■ **DATASET RECORDS**
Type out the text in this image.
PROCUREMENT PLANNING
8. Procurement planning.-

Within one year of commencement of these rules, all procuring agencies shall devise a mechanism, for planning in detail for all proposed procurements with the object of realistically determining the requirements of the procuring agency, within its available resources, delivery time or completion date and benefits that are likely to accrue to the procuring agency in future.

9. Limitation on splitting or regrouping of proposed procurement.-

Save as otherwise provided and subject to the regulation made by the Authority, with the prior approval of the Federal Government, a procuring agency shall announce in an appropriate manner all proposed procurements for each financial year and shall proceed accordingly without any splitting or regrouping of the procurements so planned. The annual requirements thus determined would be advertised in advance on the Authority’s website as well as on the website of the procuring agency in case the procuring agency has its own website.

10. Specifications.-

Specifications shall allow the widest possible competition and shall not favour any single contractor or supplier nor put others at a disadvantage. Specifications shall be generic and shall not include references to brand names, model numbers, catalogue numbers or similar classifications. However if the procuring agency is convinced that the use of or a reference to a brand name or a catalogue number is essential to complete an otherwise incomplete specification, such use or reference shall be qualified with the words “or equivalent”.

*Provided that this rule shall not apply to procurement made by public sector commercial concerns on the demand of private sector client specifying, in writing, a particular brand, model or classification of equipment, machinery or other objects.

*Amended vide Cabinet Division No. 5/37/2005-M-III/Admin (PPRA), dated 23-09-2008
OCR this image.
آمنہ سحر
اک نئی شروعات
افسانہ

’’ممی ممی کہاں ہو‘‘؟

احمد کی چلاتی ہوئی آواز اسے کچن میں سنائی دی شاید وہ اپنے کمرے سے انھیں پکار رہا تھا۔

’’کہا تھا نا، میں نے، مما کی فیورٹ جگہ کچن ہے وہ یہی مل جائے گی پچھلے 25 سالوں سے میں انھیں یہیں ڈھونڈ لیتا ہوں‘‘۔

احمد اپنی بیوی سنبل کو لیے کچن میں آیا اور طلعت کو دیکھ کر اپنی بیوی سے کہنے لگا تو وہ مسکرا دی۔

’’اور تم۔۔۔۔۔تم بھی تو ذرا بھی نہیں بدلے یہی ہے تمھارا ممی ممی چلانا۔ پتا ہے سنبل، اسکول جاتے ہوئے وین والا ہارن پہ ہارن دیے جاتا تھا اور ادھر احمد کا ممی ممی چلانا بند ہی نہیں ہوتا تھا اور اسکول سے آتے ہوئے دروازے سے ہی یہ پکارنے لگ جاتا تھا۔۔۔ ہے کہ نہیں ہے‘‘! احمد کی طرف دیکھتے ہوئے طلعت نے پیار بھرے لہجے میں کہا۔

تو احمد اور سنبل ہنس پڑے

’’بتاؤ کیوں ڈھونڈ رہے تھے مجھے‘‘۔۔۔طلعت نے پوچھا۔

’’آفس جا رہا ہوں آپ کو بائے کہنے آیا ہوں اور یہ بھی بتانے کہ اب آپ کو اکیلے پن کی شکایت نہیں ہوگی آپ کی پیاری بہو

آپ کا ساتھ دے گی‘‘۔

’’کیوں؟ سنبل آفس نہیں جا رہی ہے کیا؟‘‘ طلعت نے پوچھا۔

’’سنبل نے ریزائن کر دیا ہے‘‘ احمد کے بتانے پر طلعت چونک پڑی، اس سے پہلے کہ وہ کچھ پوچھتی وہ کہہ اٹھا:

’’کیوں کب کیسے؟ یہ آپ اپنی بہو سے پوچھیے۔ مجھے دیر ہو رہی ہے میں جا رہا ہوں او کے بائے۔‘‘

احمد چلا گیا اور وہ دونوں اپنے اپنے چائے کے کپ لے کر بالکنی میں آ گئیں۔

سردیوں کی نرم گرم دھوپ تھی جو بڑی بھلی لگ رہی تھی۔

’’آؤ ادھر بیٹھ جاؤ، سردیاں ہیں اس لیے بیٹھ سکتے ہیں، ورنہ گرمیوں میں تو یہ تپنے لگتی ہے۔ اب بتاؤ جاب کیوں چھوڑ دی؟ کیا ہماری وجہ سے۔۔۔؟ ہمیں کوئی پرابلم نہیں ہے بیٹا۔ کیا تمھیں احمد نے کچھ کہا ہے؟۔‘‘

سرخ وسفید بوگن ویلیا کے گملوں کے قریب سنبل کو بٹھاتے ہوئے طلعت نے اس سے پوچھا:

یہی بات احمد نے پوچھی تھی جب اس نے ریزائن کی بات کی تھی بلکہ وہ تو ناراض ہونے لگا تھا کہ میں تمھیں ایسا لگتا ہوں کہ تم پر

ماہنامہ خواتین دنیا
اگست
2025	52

■ **PROBLEM REQUIREMENTS**
Note each line of the entries that has "اپنے" in it, and copy those lines.

■ **FULL OUTPUT**
احمد کی چلاتی ہوئی آواز اسے کچن میں سنائی دی شاید وہ اپنے کمرے سے انھیں پکار رہا تھا۔
احمد چلا گیا اور وہ دونوں اپنے اپنے چائے کے کپ لے کر بالکنی میں آ گئیں۔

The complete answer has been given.